Extracted data entries:
**********

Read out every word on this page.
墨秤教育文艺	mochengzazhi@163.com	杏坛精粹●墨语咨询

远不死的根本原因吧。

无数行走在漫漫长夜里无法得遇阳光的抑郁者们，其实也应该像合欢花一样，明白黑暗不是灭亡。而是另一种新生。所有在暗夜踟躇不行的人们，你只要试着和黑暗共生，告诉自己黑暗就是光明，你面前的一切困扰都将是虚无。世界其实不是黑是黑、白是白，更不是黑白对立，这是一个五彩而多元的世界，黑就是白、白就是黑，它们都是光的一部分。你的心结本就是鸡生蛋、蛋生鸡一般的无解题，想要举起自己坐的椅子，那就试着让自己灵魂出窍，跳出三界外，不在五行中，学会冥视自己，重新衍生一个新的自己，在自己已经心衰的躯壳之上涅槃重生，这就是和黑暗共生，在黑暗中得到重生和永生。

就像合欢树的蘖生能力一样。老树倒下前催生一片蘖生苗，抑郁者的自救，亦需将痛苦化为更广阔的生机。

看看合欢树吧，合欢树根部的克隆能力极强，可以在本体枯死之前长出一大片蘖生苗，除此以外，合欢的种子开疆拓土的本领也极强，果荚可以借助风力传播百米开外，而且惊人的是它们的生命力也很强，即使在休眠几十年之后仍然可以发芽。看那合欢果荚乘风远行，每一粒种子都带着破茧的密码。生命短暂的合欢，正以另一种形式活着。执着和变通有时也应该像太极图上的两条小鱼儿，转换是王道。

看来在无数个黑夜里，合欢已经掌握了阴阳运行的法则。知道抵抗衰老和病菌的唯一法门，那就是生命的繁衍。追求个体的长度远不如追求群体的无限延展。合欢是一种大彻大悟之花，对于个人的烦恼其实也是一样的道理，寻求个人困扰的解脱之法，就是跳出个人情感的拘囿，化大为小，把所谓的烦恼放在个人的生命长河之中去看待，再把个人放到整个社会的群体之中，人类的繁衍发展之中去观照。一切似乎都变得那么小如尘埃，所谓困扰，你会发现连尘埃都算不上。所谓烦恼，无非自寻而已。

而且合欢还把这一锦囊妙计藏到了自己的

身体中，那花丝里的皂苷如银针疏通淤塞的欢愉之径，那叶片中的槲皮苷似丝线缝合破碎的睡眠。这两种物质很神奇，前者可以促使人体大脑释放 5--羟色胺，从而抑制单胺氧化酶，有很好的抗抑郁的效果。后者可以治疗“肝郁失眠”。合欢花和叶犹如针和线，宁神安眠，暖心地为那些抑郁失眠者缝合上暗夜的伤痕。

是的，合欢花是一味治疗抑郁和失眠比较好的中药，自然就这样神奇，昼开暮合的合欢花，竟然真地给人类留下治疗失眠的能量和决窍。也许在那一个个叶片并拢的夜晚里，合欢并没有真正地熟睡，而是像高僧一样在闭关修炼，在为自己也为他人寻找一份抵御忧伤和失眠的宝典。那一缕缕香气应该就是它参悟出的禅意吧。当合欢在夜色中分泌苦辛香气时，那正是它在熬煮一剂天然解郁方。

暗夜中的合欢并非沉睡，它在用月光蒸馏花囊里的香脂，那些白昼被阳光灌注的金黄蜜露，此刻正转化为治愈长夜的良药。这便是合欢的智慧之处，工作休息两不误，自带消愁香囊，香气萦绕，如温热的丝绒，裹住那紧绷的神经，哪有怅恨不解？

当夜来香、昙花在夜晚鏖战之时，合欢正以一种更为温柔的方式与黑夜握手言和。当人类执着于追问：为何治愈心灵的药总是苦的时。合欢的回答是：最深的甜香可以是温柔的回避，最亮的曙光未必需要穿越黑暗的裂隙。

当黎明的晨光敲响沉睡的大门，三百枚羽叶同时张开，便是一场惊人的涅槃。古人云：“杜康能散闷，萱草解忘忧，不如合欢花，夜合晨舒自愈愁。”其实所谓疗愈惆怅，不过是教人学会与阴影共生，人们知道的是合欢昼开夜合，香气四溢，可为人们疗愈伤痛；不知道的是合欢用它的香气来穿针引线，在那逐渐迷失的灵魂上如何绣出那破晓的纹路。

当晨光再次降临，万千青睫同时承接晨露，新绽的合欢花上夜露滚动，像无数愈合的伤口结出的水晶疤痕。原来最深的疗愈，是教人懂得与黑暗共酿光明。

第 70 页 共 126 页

**********

▶ Goal: Make a verbatim copy of every entry shown above.

▶ Solution for this problem:
Read out every word on this page.
墨秤教育文艺	mochengzazhi@163.com	杏坛精粹●墨语咨询

远不死的根本原因吧。

无数行走在漫漫长夜里无法得遇阳光的抑郁者们，其实也应该像合欢花一样，明白黑暗不是灭亡。而是另一种新生。所有在暗夜踟躇不行的人们，你只要试着和黑暗共生，告诉自己黑暗就是光明，你面前的一切困扰都将是虚无。世界其实不是黑是黑、白是白，更不是黑白对立，这是一个五彩而多元的世界，黑就是白、白就是黑，它们都是光的一部分。你的心结本就是鸡生蛋、蛋生鸡一般的无解题，想要举起自己坐的椅子，那就试着让自己灵魂出窍，跳出三界外，不在五行中，学会冥视自己，重新衍生一个新的自己，在自己已经心衰的躯壳之上涅槃重生，这就是和黑暗共生，在黑暗中得到重生和永生。

就像合欢树的蘖生能力一样。老树倒下前催生一片蘖生苗，抑郁者的自救，亦需将痛苦化为更广阔的生机。

看看合欢树吧，合欢树根部的克隆能力极强，可以在本体枯死之前长出一大片蘖生苗，除此以外，合欢的种子开疆拓土的本领也极强，果荚可以借助风力传播百米开外，而且惊人的是它们的生命力也很强，即使在休眠几十年之后仍然可以发芽。看那合欢果荚乘风远行，每一粒种子都带着破茧的密码。生命短暂的合欢，正以另一种形式活着。执着和变通有时也应该像太极图上的两条小鱼儿，转换是王道。

看来在无数个黑夜里，合欢已经掌握了阴阳运行的法则。知道抵抗衰老和病菌的唯一法门，那就是生命的繁衍。追求个体的长度远不如追求群体的无限延展。合欢是一种大彻大悟之花，对于个人的烦恼其实也是一样的道理，寻求个人困扰的解脱之法，就是跳出个人情感的拘囿，化大为小，把所谓的烦恼放在个人的生命长河之中去看待，再把个人放到整个社会的群体之中，人类的繁衍发展之中去观照。一切似乎都变得那么小如尘埃，所谓困扰，你会发现连尘埃都算不上。所谓烦恼，无非自寻而已。

而且合欢还把这一锦囊妙计藏到了自己的

身体中，那花丝里的皂苷如银针疏通淤塞的欢愉之径，那叶片中的槲皮苷似丝线缝合破碎的睡眠。这两种物质很神奇，前者可以促使人体大脑释放 5--羟色胺，从而抑制单胺氧化酶，有很好的抗抑郁的效果。后者可以治疗“肝郁失眠”。合欢花和叶犹如针和线，宁神安眠，暖心地为那些抑郁失眠者缝合上暗夜的伤痕。

是的，合欢花是一味治疗抑郁和失眠比较好的中药，自然就这样神奇，昼开暮合的合欢花，竟然真地给人类留下治疗失眠的能量和决窍。也许在那一个个叶片并拢的夜晚里，合欢并没有真正地熟睡，而是像高僧一样在闭关修炼，在为自己也为他人寻找一份抵御忧伤和失眠的宝典。那一缕缕香气应该就是它参悟出的禅意吧。当合欢在夜色中分泌苦辛香气时，那正是它在熬煮一剂天然解郁方。

暗夜中的合欢并非沉睡，它在用月光蒸馏花囊里的香脂，那些白昼被阳光灌注的金黄蜜露，此刻正转化为治愈长夜的良药。这便是合欢的智慧之处，工作休息两不误，自带消愁香囊，香气萦绕，如温热的丝绒，裹住那紧绷的神经，哪有怅恨不解？

当夜来香、昙花在夜晚鏖战之时，合欢正以一种更为温柔的方式与黑夜握手言和。当人类执着于追问：为何治愈心灵的药总是苦的时。合欢的回答是：最深的甜香可以是温柔的回避，最亮的曙光未必需要穿越黑暗的裂隙。

当黎明的晨光敲响沉睡的大门，三百枚羽叶同时张开，便是一场惊人的涅槃。古人云：“杜康能散闷，萱草解忘忧，不如合欢花，夜合晨舒自愈愁。”其实所谓疗愈惆怅，不过是教人学会与阴影共生，人们知道的是合欢昼开夜合，香气四溢，可为人们疗愈伤痛；不知道的是合欢用它的香气来穿针引线，在那逐渐迷失的灵魂上如何绣出那破晓的纹路。

当晨光再次降临，万千青睫同时承接晨露，新绽的合欢花上夜露滚动，像无数愈合的伤口结出的水晶疤痕。原来最深的疗愈，是教人懂得与黑暗共酿光明。

第 70 页 共 126 页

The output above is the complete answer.